### PROBLEM STATEMENT:
Collect every line of the records below that contains the word "same".

Dataset items:
--- --- ---
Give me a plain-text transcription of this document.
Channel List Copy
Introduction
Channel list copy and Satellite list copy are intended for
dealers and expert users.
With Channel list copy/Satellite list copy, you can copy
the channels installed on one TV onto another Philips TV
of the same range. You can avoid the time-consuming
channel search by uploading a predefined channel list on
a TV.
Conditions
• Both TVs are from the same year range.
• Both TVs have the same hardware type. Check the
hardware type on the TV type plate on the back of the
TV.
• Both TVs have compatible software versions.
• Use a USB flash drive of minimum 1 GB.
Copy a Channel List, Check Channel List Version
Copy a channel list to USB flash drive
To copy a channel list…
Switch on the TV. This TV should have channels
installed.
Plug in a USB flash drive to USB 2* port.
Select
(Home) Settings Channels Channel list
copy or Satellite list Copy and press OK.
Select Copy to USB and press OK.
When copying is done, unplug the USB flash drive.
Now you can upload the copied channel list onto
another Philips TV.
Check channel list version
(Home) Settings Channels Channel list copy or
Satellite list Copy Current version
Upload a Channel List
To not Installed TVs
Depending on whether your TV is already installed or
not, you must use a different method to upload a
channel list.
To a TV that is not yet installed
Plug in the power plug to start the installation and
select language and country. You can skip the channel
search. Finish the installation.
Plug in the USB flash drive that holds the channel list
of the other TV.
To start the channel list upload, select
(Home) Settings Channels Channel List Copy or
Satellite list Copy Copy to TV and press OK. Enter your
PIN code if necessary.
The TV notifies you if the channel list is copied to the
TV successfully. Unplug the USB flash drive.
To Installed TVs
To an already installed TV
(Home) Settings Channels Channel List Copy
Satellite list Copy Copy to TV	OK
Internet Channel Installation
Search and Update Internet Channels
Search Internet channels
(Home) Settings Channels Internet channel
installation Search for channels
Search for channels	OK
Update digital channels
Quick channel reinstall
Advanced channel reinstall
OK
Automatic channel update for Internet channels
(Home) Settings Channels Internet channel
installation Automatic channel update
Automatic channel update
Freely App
--- --- ---
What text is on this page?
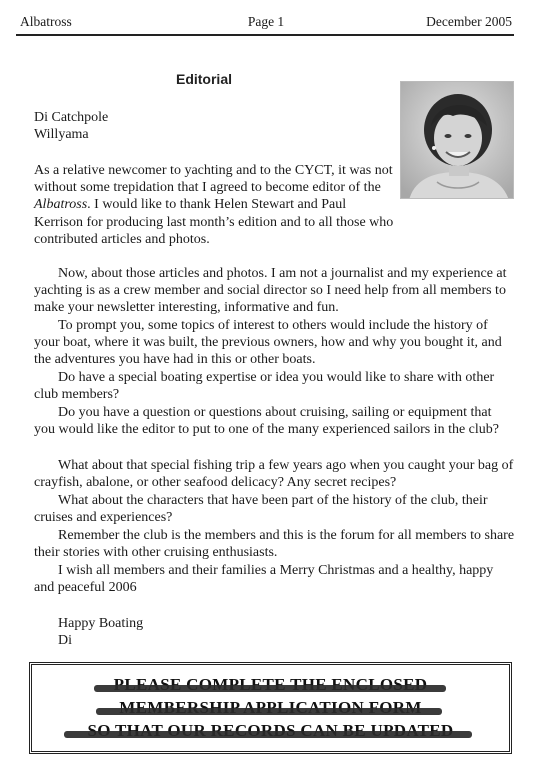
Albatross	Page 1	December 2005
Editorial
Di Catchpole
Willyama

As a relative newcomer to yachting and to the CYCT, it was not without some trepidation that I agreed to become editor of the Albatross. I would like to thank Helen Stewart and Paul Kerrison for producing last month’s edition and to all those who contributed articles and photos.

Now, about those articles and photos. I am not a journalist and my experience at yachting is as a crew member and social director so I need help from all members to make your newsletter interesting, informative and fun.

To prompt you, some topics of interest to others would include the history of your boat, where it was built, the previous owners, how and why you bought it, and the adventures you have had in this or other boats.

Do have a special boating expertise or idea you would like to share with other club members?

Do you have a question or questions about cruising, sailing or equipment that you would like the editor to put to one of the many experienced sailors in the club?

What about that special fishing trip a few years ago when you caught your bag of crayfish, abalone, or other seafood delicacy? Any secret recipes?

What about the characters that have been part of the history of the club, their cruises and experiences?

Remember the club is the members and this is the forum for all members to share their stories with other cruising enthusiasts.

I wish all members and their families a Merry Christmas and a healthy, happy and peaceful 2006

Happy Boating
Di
--- --- ---
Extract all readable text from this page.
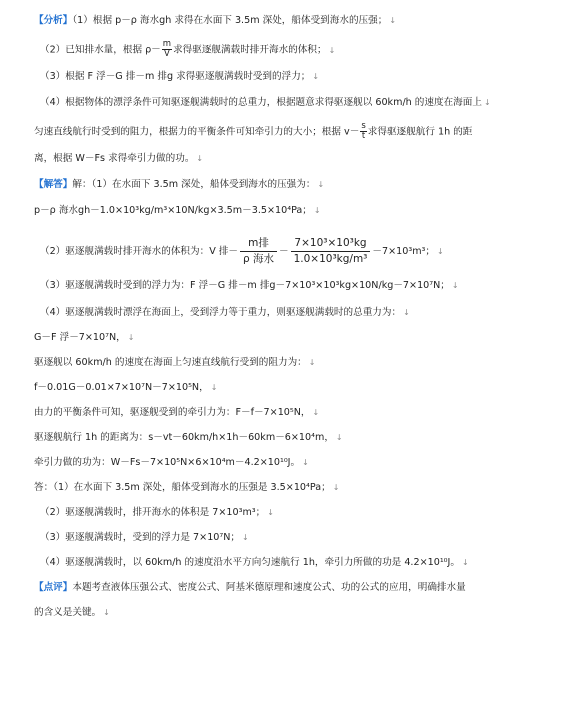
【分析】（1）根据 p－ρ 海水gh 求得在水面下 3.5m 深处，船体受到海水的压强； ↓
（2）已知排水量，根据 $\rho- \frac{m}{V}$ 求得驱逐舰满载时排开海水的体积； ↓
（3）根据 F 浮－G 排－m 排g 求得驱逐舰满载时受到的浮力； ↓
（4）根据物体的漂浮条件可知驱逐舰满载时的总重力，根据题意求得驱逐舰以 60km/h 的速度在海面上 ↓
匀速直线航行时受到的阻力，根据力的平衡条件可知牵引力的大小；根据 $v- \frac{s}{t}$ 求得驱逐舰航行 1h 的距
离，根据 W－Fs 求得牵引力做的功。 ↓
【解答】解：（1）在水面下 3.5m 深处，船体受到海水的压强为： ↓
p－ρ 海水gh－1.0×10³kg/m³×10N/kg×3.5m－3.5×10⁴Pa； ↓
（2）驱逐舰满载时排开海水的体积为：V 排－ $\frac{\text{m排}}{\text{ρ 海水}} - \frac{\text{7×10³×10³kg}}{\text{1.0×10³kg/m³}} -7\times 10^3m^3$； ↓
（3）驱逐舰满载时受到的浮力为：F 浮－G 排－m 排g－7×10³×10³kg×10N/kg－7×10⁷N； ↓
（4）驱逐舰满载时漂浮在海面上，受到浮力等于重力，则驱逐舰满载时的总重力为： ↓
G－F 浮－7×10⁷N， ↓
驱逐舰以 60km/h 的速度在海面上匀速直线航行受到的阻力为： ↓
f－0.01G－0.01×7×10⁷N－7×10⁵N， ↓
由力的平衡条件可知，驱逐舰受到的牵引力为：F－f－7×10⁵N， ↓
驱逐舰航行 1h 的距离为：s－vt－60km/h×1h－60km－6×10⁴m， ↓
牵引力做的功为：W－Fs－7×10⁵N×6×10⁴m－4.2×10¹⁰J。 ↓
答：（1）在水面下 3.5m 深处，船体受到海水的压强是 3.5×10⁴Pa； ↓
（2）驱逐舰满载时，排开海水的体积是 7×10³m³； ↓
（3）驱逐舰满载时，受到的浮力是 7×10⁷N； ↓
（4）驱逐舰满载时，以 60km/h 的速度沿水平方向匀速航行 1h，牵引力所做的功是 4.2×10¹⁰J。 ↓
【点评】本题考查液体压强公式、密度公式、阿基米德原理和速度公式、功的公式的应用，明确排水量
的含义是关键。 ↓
--- --- ---
### FULL OUTPUT:
of the same range. You can avoid the time-consuming
• Both TVs are from the same year range.
• Both TVs have the same hardware type. Check the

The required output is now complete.